* begin *

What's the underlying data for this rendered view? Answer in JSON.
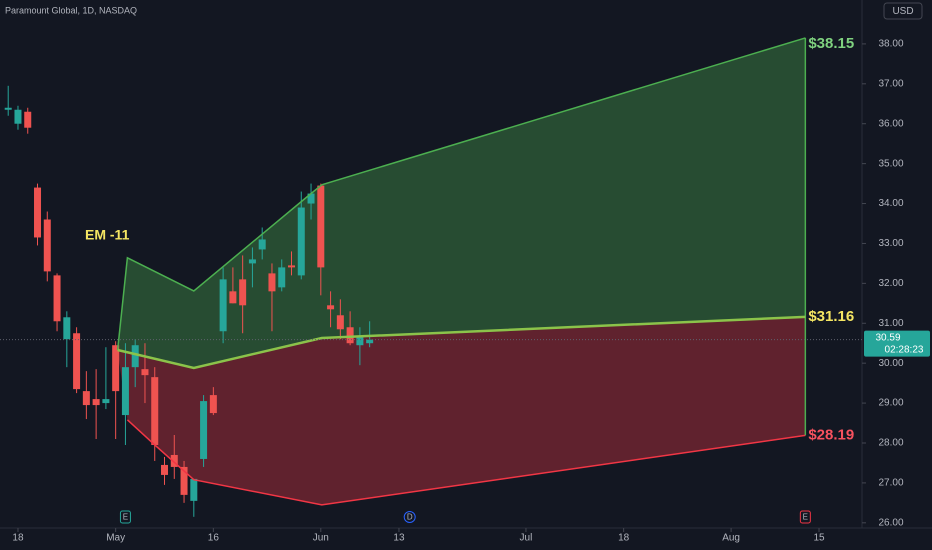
{
  "chart_data": {
    "type": "candlestick",
    "title": "Paramount Global, 1D, NASDAQ",
    "currency": "USD",
    "countdown": "02:28:23",
    "annotation": "EM -11",
    "up_color": "#26a69a",
    "down_color": "#ef5350",
    "grid": false,
    "xlim": [
      -1.84,
      86.4
    ],
    "xticks": [
      {
        "value": 0,
        "label": "18"
      },
      {
        "value": 10,
        "label": "May"
      },
      {
        "value": 20,
        "label": "16"
      },
      {
        "value": 31,
        "label": "Jun"
      },
      {
        "value": 39,
        "label": "13"
      },
      {
        "value": 52,
        "label": "Jul"
      },
      {
        "value": 62,
        "label": "18"
      },
      {
        "value": 73,
        "label": "Aug"
      },
      {
        "value": 82,
        "label": "15"
      }
    ],
    "ylim": [
      25.87,
      39.1
    ],
    "yticks": [
      {
        "value": 26,
        "label": "26.00"
      },
      {
        "value": 27,
        "label": "27.00"
      },
      {
        "value": 28,
        "label": "28.00"
      },
      {
        "value": 29,
        "label": "29.00"
      },
      {
        "value": 30,
        "label": "30.00"
      },
      {
        "value": 31,
        "label": "31.00"
      },
      {
        "value": 32,
        "label": "32.00"
      },
      {
        "value": 33,
        "label": "33.00"
      },
      {
        "value": 34,
        "label": "34.00"
      },
      {
        "value": 35,
        "label": "35.00"
      },
      {
        "value": 36,
        "label": "36.00"
      },
      {
        "value": 37,
        "label": "37.00"
      },
      {
        "value": 38,
        "label": "38.00"
      }
    ],
    "x": [
      -1,
      0,
      1,
      2,
      3,
      4,
      5,
      6,
      7,
      8,
      9,
      10,
      11,
      12,
      13,
      14,
      15,
      16,
      17,
      18,
      19,
      20,
      21,
      22,
      23,
      24,
      25,
      26,
      27,
      28,
      29,
      30,
      31,
      32,
      33,
      34,
      35,
      36
    ],
    "open": [
      36.35,
      36.0,
      36.3,
      34.4,
      33.6,
      32.2,
      30.6,
      30.75,
      29.3,
      29.1,
      29.0,
      30.45,
      28.7,
      29.9,
      29.85,
      29.65,
      27.45,
      27.7,
      27.4,
      26.55,
      27.6,
      29.2,
      30.8,
      31.8,
      32.1,
      32.5,
      32.85,
      32.25,
      31.9,
      32.45,
      32.2,
      34.0,
      34.45,
      31.45,
      31.2,
      30.9,
      30.45,
      30.5
    ],
    "high": [
      36.95,
      36.45,
      36.4,
      34.5,
      33.8,
      32.25,
      31.3,
      30.9,
      29.8,
      29.85,
      30.4,
      30.55,
      30.5,
      30.6,
      30.5,
      29.9,
      27.65,
      28.2,
      27.55,
      27.1,
      29.2,
      29.4,
      32.4,
      32.4,
      32.7,
      32.9,
      33.4,
      32.5,
      32.6,
      32.8,
      34.3,
      34.5,
      34.5,
      31.8,
      31.6,
      31.3,
      30.9,
      31.05
    ],
    "low": [
      36.2,
      35.85,
      35.75,
      32.95,
      32.05,
      30.8,
      29.9,
      29.25,
      28.6,
      28.1,
      28.85,
      28.1,
      27.95,
      29.4,
      29.0,
      27.55,
      26.95,
      27.1,
      26.5,
      26.15,
      27.4,
      28.7,
      30.5,
      31.5,
      30.75,
      31.9,
      32.6,
      30.8,
      31.8,
      32.2,
      32.1,
      33.6,
      31.7,
      30.9,
      30.6,
      30.45,
      29.95,
      30.4
    ],
    "close": [
      36.4,
      36.35,
      35.9,
      33.15,
      32.3,
      31.05,
      31.15,
      29.35,
      28.95,
      28.95,
      29.1,
      29.3,
      29.9,
      30.45,
      29.7,
      27.95,
      27.2,
      27.4,
      26.7,
      27.1,
      29.05,
      28.75,
      32.1,
      31.5,
      31.45,
      32.6,
      33.1,
      31.8,
      32.4,
      32.4,
      33.9,
      34.25,
      32.4,
      31.35,
      30.85,
      30.5,
      30.65,
      30.59
    ],
    "series": [
      {
        "color": "#4caf50",
        "x": [
          10.2,
          11.2,
          18,
          29.6,
          31.1,
          80.6
        ],
        "values": [
          30.33,
          32.64,
          31.81,
          34.17,
          34.47,
          38.15
        ],
        "value_labels": [
          null,
          null,
          null,
          null,
          null,
          "$38.15"
        ],
        "label_color": "#7fd17f"
      },
      {
        "color": "#8bc34a",
        "x": [
          10.2,
          18,
          31.1,
          80.6
        ],
        "values": [
          30.33,
          29.88,
          30.63,
          31.16
        ],
        "value_labels": [
          null,
          null,
          null,
          "$31.16"
        ],
        "label_color": "#f5e663"
      },
      {
        "color": "#f23645",
        "x": [
          11.2,
          14,
          18,
          31.1,
          80.6
        ],
        "values": [
          28.58,
          27.95,
          27.08,
          26.45,
          28.19
        ],
        "value_labels": [
          null,
          null,
          null,
          null,
          "$28.19"
        ],
        "label_color": "#f7525f"
      }
    ],
    "events": [
      {
        "x": 11,
        "label": "E"
      },
      {
        "x": 40.1,
        "label": "D"
      },
      {
        "x": 80.6,
        "label": "E"
      }
    ]
  }
}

* end *

* [CHALLENGE]
Every record above should be written out again without change, except that the pictures are left out.

* [EXERCISE SOLUTION]
What's the underlying data for this rendered view? Answer in JSON.
{
  "chart_data": {
    "type": "candlestick",
    "title": "Paramount Global, 1D, NASDAQ",
    "currency": "USD",
    "countdown": "02:28:23",
    "annotation": "EM -11",
    "up_color": "#26a69a",
    "down_color": "#ef5350",
    "grid": false,
    "xlim": [
      -1.84,
      86.4
    ],
    "xticks": [
      {
        "value": 0,
        "label": "18"
      },
      {
        "value": 10,
        "label": "May"
      },
      {
        "value": 20,
        "label": "16"
      },
      {
        "value": 31,
        "label": "Jun"
      },
      {
        "value": 39,
        "label": "13"
      },
      {
        "value": 52,
        "label": "Jul"
      },
      {
        "value": 62,
        "label": "18"
      },
      {
        "value": 73,
        "label": "Aug"
      },
      {
        "value": 82,
        "label": "15"
      }
    ],
    "ylim": [
      25.87,
      39.1
    ],
    "yticks": [
      {
        "value": 26,
        "label": "26.00"
      },
      {
        "value": 27,
        "label": "27.00"
      },
      {
        "value": 28,
        "label": "28.00"
      },
      {
        "value": 29,
        "label": "29.00"
      },
      {
        "value": 30,
        "label": "30.00"
      },
      {
        "value": 31,
        "label": "31.00"
      },
      {
        "value": 32,
        "label": "32.00"
      },
      {
        "value": 33,
        "label": "33.00"
      },
      {
        "value": 34,
        "label": "34.00"
      },
      {
        "value": 35,
        "label": "35.00"
      },
      {
        "value": 36,
        "label": "36.00"
      },
      {
        "value": 37,
        "label": "37.00"
      },
      {
        "value": 38,
        "label": "38.00"
      }
    ],
    "x": [
      -1,
      0,
      1,
      2,
      3,
      4,
      5,
      6,
      7,
      8,
      9,
      10,
      11,
      12,
      13,
      14,
      15,
      16,
      17,
      18,
      19,
      20,
      21,
      22,
      23,
      24,
      25,
      26,
      27,
      28,
      29,
      30,
      31,
      32,
      33,
      34,
      35,
      36
    ],
    "open": [
      36.35,
      36.0,
      36.3,
      34.4,
      33.6,
      32.2,
      30.6,
      30.75,
      29.3,
      29.1,
      29.0,
      30.45,
      28.7,
      29.9,
      29.85,
      29.65,
      27.45,
      27.7,
      27.4,
      26.55,
      27.6,
      29.2,
      30.8,
      31.8,
      32.1,
      32.5,
      32.85,
      32.25,
      31.9,
      32.45,
      32.2,
      34.0,
      34.45,
      31.45,
      31.2,
      30.9,
      30.45,
      30.5
    ],
    "high": [
      36.95,
      36.45,
      36.4,
      34.5,
      33.8,
      32.25,
      31.3,
      30.9,
      29.8,
      29.85,
      30.4,
      30.55,
      30.5,
      30.6,
      30.5,
      29.9,
      27.65,
      28.2,
      27.55,
      27.1,
      29.2,
      29.4,
      32.4,
      32.4,
      32.7,
      32.9,
      33.4,
      32.5,
      32.6,
      32.8,
      34.3,
      34.5,
      34.5,
      31.8,
      31.6,
      31.3,
      30.9,
      31.05
    ],
    "low": [
      36.2,
      35.85,
      35.75,
      32.95,
      32.05,
      30.8,
      29.9,
      29.25,
      28.6,
      28.1,
      28.85,
      28.1,
      27.95,
      29.4,
      29.0,
      27.55,
      26.95,
      27.1,
      26.5,
      26.15,
      27.4,
      28.7,
      30.5,
      31.5,
      30.75,
      31.9,
      32.6,
      30.8,
      31.8,
      32.2,
      32.1,
      33.6,
      31.7,
      30.9,
      30.6,
      30.45,
      29.95,
      30.4
    ],
    "close": [
      36.4,
      36.35,
      35.9,
      33.15,
      32.3,
      31.05,
      31.15,
      29.35,
      28.95,
      28.95,
      29.1,
      29.3,
      29.9,
      30.45,
      29.7,
      27.95,
      27.2,
      27.4,
      26.7,
      27.1,
      29.05,
      28.75,
      32.1,
      31.5,
      31.45,
      32.6,
      33.1,
      31.8,
      32.4,
      32.4,
      33.9,
      34.25,
      32.4,
      31.35,
      30.85,
      30.5,
      30.65,
      30.59
    ],
    "series": [
      {
        "color": "#4caf50",
        "x": [
          10.2,
          11.2,
          18,
          29.6,
          31.1,
          80.6
        ],
        "values": [
          30.33,
          32.64,
          31.81,
          34.17,
          34.47,
          38.15
        ],
        "value_labels": [
          null,
          null,
          null,
          null,
          null,
          "$38.15"
        ],
        "label_color": "#7fd17f"
      },
      {
        "color": "#8bc34a",
        "x": [
          10.2,
          18,
          31.1,
          80.6
        ],
        "values": [
          30.33,
          29.88,
          30.63,
          31.16
        ],
        "value_labels": [
          null,
          null,
          null,
          "$31.16"
        ],
        "label_color": "#f5e663"
      },
      {
        "color": "#f23645",
        "x": [
          11.2,
          14,
          18,
          31.1,
          80.6
        ],
        "values": [
          28.58,
          27.95,
          27.08,
          26.45,
          28.19
        ],
        "value_labels": [
          null,
          null,
          null,
          null,
          "$28.19"
        ],
        "label_color": "#f7525f"
      }
    ],
    "events": [
      {
        "x": 11,
        "label": "E"
      },
      {
        "x": 40.1,
        "label": "D"
      },
      {
        "x": 80.6,
        "label": "E"
      }
    ]
  }
}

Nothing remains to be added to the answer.